### Goal
Copy every line of the records below word for word, but omit the pictures.

### Records provided
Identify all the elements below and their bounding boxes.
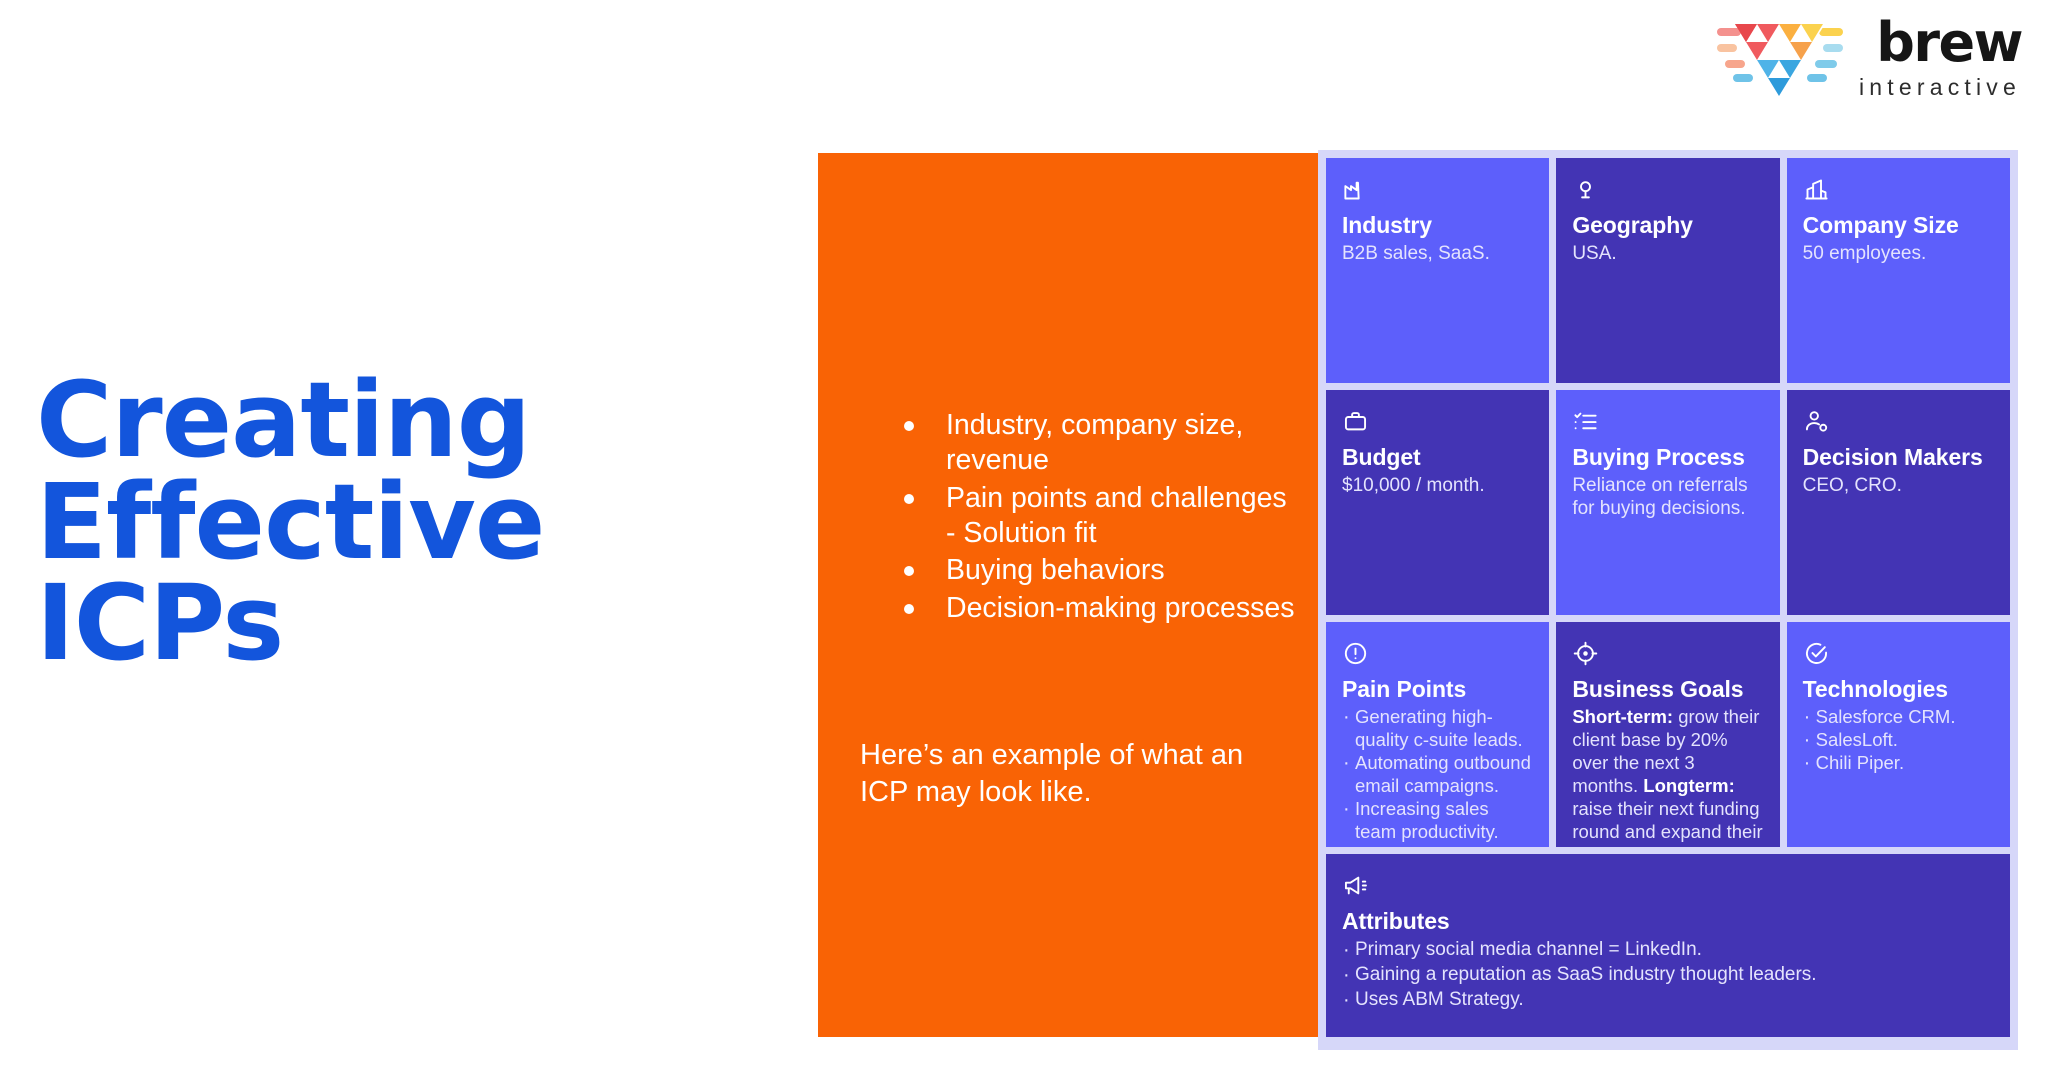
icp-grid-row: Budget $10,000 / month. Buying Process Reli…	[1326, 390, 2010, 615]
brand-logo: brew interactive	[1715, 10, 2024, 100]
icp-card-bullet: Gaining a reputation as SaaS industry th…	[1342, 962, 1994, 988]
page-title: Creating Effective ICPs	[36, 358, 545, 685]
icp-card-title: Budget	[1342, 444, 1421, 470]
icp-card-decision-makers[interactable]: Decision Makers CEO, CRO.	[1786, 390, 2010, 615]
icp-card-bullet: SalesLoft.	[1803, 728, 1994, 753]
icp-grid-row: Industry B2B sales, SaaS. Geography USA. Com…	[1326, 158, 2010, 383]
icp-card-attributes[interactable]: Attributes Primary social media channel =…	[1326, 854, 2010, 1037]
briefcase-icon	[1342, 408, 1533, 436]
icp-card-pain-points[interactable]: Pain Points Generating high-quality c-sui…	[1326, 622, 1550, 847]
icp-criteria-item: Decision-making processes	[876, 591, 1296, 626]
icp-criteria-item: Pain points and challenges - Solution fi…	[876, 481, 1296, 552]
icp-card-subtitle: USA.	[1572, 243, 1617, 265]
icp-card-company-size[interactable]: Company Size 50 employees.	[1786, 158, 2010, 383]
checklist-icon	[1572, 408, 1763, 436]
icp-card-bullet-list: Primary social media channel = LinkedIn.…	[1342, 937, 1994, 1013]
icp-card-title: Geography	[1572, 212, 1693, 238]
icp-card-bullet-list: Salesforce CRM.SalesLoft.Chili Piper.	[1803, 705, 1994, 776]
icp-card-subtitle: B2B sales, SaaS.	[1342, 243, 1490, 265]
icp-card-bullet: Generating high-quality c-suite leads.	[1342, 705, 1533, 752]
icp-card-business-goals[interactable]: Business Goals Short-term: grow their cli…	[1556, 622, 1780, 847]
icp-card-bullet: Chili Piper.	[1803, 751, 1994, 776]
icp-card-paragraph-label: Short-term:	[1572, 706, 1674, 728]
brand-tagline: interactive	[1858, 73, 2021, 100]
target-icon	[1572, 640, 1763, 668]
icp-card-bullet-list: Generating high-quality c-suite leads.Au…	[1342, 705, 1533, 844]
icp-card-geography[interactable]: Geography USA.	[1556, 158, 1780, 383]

### Finished answer
Identify all the elements below and their bounding boxes.
icp-grid-row: Budget $10,000 / month. Buying Process Reli…	[1326, 390, 2010, 615]
brand-logo: brew interactive	[1715, 10, 2024, 100]
icp-card-bullet: Gaining a reputation as SaaS industry th…	[1342, 962, 1994, 988]
page-title: Creating Effective ICPs	[36, 358, 545, 685]
icp-card-title: Budget	[1342, 444, 1421, 470]
icp-card-decision-makers[interactable]: Decision Makers CEO, CRO.	[1786, 390, 2010, 615]
icp-card-bullet: SalesLoft.	[1803, 728, 1994, 753]
icp-grid-row: Industry B2B sales, SaaS. Geography USA. Com…	[1326, 158, 2010, 383]
icp-card-attributes[interactable]: Attributes Primary social media channel =…	[1326, 854, 2010, 1037]
briefcase-icon	[1342, 408, 1533, 436]
icp-card-pain-points[interactable]: Pain Points Generating high-quality c-sui…	[1326, 622, 1550, 847]
icp-criteria-item: Decision-making processes	[876, 591, 1296, 626]
icp-criteria-item: Pain points and challenges - Solution fi…	[876, 481, 1296, 552]
icp-card-subtitle: USA.	[1572, 243, 1617, 265]
icp-card-company-size[interactable]: Company Size 50 employees.	[1786, 158, 2010, 383]
checklist-icon	[1572, 408, 1763, 436]
icp-card-bullet-list: Primary social media channel = LinkedIn.…	[1342, 937, 1994, 1013]
icp-card-title: Geography	[1572, 212, 1693, 238]
icp-card-bullet-list: Salesforce CRM.SalesLoft.Chili Piper.	[1803, 705, 1994, 776]
icp-card-subtitle: B2B sales, SaaS.	[1342, 243, 1490, 265]
icp-card-bullet: Generating high-quality c-suite leads.	[1342, 705, 1533, 752]
icp-card-business-goals[interactable]: Business Goals Short-term: grow their cli…	[1556, 622, 1780, 847]
icp-card-bullet: Chili Piper.	[1803, 751, 1994, 776]
icp-card-paragraph-label: Short-term:	[1572, 706, 1674, 728]
brand-tagline: interactive	[1858, 73, 2021, 100]
target-icon	[1572, 640, 1763, 668]
icp-card-bullet-list: Generating high-quality c-suite leads.Au…	[1342, 705, 1533, 844]
icp-card-geography[interactable]: Geography USA.	[1556, 158, 1780, 383]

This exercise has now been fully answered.